>> begin Dataset excerpts

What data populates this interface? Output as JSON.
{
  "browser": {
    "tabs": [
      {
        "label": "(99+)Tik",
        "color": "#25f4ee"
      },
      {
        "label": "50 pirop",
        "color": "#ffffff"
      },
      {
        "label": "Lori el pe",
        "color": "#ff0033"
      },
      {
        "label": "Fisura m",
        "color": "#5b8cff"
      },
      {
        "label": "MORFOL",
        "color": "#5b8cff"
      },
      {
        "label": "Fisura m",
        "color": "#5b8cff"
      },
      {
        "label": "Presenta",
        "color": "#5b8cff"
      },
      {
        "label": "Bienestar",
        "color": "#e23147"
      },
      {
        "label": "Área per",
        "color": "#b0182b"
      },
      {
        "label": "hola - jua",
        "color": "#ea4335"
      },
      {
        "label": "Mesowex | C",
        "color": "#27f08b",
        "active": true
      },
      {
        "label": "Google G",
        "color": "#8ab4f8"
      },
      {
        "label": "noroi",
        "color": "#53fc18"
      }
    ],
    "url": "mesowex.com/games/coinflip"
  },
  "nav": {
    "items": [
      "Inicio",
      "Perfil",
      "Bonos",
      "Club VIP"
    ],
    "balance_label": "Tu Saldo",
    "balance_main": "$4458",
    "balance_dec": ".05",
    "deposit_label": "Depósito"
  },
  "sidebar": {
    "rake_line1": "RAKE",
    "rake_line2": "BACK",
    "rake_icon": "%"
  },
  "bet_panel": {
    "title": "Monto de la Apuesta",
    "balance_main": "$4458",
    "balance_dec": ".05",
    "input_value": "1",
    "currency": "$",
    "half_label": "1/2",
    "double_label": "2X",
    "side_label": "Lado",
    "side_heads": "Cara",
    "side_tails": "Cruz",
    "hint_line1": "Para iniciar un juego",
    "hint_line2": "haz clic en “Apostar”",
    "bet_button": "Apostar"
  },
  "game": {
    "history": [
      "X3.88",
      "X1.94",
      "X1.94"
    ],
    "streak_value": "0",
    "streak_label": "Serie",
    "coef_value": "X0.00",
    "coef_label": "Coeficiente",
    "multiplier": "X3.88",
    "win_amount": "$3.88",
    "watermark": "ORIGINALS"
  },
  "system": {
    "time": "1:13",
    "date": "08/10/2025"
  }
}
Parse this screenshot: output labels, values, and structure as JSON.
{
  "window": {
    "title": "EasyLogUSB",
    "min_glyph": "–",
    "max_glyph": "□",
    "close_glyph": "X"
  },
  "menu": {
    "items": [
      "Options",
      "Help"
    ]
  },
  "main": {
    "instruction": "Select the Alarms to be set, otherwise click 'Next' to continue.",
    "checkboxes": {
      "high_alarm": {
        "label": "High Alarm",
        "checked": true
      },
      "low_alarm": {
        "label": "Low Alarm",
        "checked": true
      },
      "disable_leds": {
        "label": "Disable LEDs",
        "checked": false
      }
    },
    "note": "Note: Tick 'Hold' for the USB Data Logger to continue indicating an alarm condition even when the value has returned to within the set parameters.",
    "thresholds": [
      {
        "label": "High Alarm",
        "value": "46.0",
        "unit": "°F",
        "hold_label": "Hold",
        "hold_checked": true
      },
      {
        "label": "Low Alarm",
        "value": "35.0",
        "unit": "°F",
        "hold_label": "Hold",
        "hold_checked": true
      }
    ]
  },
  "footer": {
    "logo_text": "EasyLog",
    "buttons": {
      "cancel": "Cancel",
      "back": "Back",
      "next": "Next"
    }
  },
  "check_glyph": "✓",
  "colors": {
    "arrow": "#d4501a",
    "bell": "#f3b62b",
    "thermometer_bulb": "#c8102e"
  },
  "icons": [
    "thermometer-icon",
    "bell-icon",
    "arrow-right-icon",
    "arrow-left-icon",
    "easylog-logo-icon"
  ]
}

>> end Dataset excerpts

### Given problem
Send back every record, precisely as written.

### Answer for this exercise
What data populates this interface? Output as JSON.
{
  "browser": {
    "tabs": [
      {
        "label": "(99+)Tik",
        "color": "#25f4ee"
      },
      {
        "label": "50 pirop",
        "color": "#ffffff"
      },
      {
        "label": "Lori el pe",
        "color": "#ff0033"
      },
      {
        "label": "Fisura m",
        "color": "#5b8cff"
      },
      {
        "label": "MORFOL",
        "color": "#5b8cff"
      },
      {
        "label": "Fisura m",
        "color": "#5b8cff"
      },
      {
        "label": "Presenta",
        "color": "#5b8cff"
      },
      {
        "label": "Bienestar",
        "color": "#e23147"
      },
      {
        "label": "Área per",
        "color": "#b0182b"
      },
      {
        "label": "hola - jua",
        "color": "#ea4335"
      },
      {
        "label": "Mesowex | C",
        "color": "#27f08b",
        "active": true
      },
      {
        "label": "Google G",
        "color": "#8ab4f8"
      },
      {
        "label": "noroi",
        "color": "#53fc18"
      }
    ],
    "url": "mesowex.com/games/coinflip"
  },
  "nav": {
    "items": [
      "Inicio",
      "Perfil",
      "Bonos",
      "Club VIP"
    ],
    "balance_label": "Tu Saldo",
    "balance_main": "$4458",
    "balance_dec": ".05",
    "deposit_label": "Depósito"
  },
  "sidebar": {
    "rake_line1": "RAKE",
    "rake_line2": "BACK",
    "rake_icon": "%"
  },
  "bet_panel": {
    "title": "Monto de la Apuesta",
    "balance_main": "$4458",
    "balance_dec": ".05",
    "input_value": "1",
    "currency": "$",
    "half_label": "1/2",
    "double_label": "2X",
    "side_label": "Lado",
    "side_heads": "Cara",
    "side_tails": "Cruz",
    "hint_line1": "Para iniciar un juego",
    "hint_line2": "haz clic en “Apostar”",
    "bet_button": "Apostar"
  },
  "game": {
    "history": [
      "X3.88",
      "X1.94",
      "X1.94"
    ],
    "streak_value": "0",
    "streak_label": "Serie",
    "coef_value": "X0.00",
    "coef_label": "Coeficiente",
    "multiplier": "X3.88",
    "win_amount": "$3.88",
    "watermark": "ORIGINALS"
  },
  "system": {
    "time": "1:13",
    "date": "08/10/2025"
  }
}
Parse this screenshot: output labels, values, and structure as JSON.
{
  "window": {
    "title": "EasyLogUSB",
    "min_glyph": "–",
    "max_glyph": "□",
    "close_glyph": "X"
  },
  "menu": {
    "items": [
      "Options",
      "Help"
    ]
  },
  "main": {
    "instruction": "Select the Alarms to be set, otherwise click 'Next' to continue.",
    "checkboxes": {
      "high_alarm": {
        "label": "High Alarm",
        "checked": true
      },
      "low_alarm": {
        "label": "Low Alarm",
        "checked": true
      },
      "disable_leds": {
        "label": "Disable LEDs",
        "checked": false
      }
    },
    "note": "Note: Tick 'Hold' for the USB Data Logger to continue indicating an alarm condition even when the value has returned to within the set parameters.",
    "thresholds": [
      {
        "label": "High Alarm",
        "value": "46.0",
        "unit": "°F",
        "hold_label": "Hold",
        "hold_checked": true
      },
      {
        "label": "Low Alarm",
        "value": "35.0",
        "unit": "°F",
        "hold_label": "Hold",
        "hold_checked": true
      }
    ]
  },
  "footer": {
    "logo_text": "EasyLog",
    "buttons": {
      "cancel": "Cancel",
      "back": "Back",
      "next": "Next"
    }
  },
  "check_glyph": "✓",
  "colors": {
    "arrow": "#d4501a",
    "bell": "#f3b62b",
    "thermometer_bulb": "#c8102e"
  },
  "icons": [
    "thermometer-icon",
    "bell-icon",
    "arrow-right-icon",
    "arrow-left-icon",
    "easylog-logo-icon"
  ]
}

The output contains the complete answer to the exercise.